TASK STATEMENT
Copy out each line of the entries below in which the string "Internal" appears.

ENTRIES PROVIDED

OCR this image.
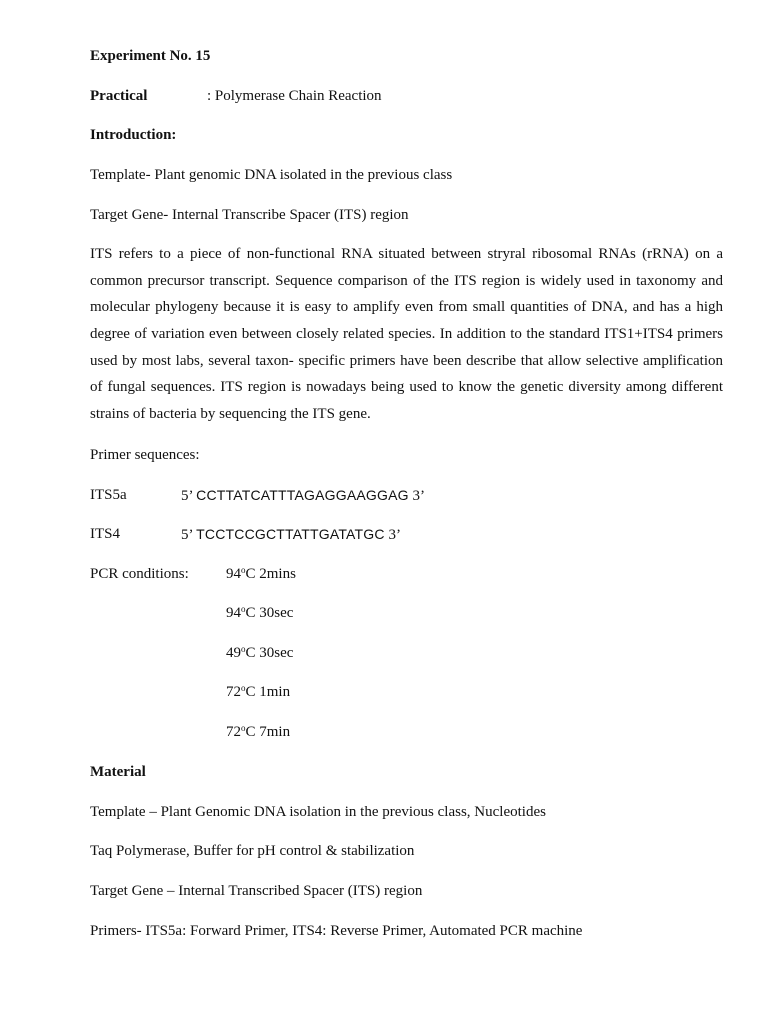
Experiment No. 15
Practical	: Polymerase Chain Reaction
Introduction:
Template- Plant genomic DNA isolated in the previous class
Target Gene- Internal Transcribe Spacer (ITS) region
ITS refers to a piece of non-functional RNA situated between stryral ribosomal RNAs (rRNA) on a
common precursor transcript. Sequence comparison of the ITS region is widely used in taxonomy and
molecular phylogeny because it is easy to amplify even from small quantities of DNA, and has a high
degree of variation even between closely related species. In addition to the standard ITS1+ITS4 primers
used by most labs, several taxon- specific primers have been describe that allow selective amplification
of fungal sequences. ITS region is nowadays being used to know the genetic diversity among different
strains of bacteria by sequencing the ITS gene.
Primer sequences:
ITS5a	5’ CCTTATCATTTAGAGGAAGGAG 3’
ITS4	5’ TCCTCCGCTTATTGATATGC 3’
PCR conditions: 94$^o$C 2mins
94$^o$C 30sec
49$^o$C 30sec
72$^o$C 1min
72$^o$C 7min
Material
Template – Plant Genomic DNA isolation in the previous class, Nucleotides
Taq Polymerase, Buffer for pH control & stabilization
Target Gene – Internal Transcribed Spacer (ITS) region
Primers- ITS5a: Forward Primer, ITS4: Reverse Primer, Automated PCR machine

FINISHED EXERCISE
Target Gene- Internal Transcribe Spacer (ITS) region
Target Gene – Internal Transcribed Spacer (ITS) region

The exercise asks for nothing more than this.